STORED RECORDS:

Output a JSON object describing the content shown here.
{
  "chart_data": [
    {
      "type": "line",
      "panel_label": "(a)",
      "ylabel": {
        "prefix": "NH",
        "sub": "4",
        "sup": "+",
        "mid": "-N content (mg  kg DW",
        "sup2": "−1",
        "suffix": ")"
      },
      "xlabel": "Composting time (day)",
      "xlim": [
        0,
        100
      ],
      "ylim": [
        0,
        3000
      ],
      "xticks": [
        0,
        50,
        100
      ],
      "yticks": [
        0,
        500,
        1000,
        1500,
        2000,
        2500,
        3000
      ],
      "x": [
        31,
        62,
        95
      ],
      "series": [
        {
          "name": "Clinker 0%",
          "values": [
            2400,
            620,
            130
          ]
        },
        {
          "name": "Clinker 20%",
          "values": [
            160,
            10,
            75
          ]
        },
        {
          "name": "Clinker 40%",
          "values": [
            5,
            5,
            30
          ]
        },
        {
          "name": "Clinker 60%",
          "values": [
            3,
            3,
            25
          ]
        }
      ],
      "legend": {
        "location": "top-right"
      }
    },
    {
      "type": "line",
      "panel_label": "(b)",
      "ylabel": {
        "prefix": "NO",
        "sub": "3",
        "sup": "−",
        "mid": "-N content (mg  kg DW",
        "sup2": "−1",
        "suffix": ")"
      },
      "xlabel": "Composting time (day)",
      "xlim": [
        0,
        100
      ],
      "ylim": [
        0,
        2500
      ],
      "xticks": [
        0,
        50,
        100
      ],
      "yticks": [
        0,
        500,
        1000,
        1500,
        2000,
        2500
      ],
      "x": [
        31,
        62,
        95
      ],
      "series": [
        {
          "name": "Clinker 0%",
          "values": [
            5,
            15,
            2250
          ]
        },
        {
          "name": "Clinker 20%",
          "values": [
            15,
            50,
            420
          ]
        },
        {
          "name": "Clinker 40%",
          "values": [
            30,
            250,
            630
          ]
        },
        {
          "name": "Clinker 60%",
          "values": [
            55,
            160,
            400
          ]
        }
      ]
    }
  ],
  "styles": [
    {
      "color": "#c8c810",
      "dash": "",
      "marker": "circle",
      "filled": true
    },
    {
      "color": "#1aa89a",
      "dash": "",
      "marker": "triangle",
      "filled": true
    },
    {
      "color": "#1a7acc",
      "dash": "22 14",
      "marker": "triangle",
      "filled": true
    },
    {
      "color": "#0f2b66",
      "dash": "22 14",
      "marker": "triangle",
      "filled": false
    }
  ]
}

EXERCISE DIRECTIONS:
All of the entries above must be quoted exactly.

REPLY TO THE TASK:
Output a JSON object describing the content shown here.
{
  "chart_data": [
    {
      "type": "line",
      "panel_label": "(a)",
      "ylabel": {
        "prefix": "NH",
        "sub": "4",
        "sup": "+",
        "mid": "-N content (mg  kg DW",
        "sup2": "−1",
        "suffix": ")"
      },
      "xlabel": "Composting time (day)",
      "xlim": [
        0,
        100
      ],
      "ylim": [
        0,
        3000
      ],
      "xticks": [
        0,
        50,
        100
      ],
      "yticks": [
        0,
        500,
        1000,
        1500,
        2000,
        2500,
        3000
      ],
      "x": [
        31,
        62,
        95
      ],
      "series": [
        {
          "name": "Clinker 0%",
          "values": [
            2400,
            620,
            130
          ]
        },
        {
          "name": "Clinker 20%",
          "values": [
            160,
            10,
            75
          ]
        },
        {
          "name": "Clinker 40%",
          "values": [
            5,
            5,
            30
          ]
        },
        {
          "name": "Clinker 60%",
          "values": [
            3,
            3,
            25
          ]
        }
      ],
      "legend": {
        "location": "top-right"
      }
    },
    {
      "type": "line",
      "panel_label": "(b)",
      "ylabel": {
        "prefix": "NO",
        "sub": "3",
        "sup": "−",
        "mid": "-N content (mg  kg DW",
        "sup2": "−1",
        "suffix": ")"
      },
      "xlabel": "Composting time (day)",
      "xlim": [
        0,
        100
      ],
      "ylim": [
        0,
        2500
      ],
      "xticks": [
        0,
        50,
        100
      ],
      "yticks": [
        0,
        500,
        1000,
        1500,
        2000,
        2500
      ],
      "x": [
        31,
        62,
        95
      ],
      "series": [
        {
          "name": "Clinker 0%",
          "values": [
            5,
            15,
            2250
          ]
        },
        {
          "name": "Clinker 20%",
          "values": [
            15,
            50,
            420
          ]
        },
        {
          "name": "Clinker 40%",
          "values": [
            30,
            250,
            630
          ]
        },
        {
          "name": "Clinker 60%",
          "values": [
            55,
            160,
            400
          ]
        }
      ]
    }
  ],
  "styles": [
    {
      "color": "#c8c810",
      "dash": "",
      "marker": "circle",
      "filled": true
    },
    {
      "color": "#1aa89a",
      "dash": "",
      "marker": "triangle",
      "filled": true
    },
    {
      "color": "#1a7acc",
      "dash": "22 14",
      "marker": "triangle",
      "filled": true
    },
    {
      "color": "#0f2b66",
      "dash": "22 14",
      "marker": "triangle",
      "filled": false
    }
  ]
}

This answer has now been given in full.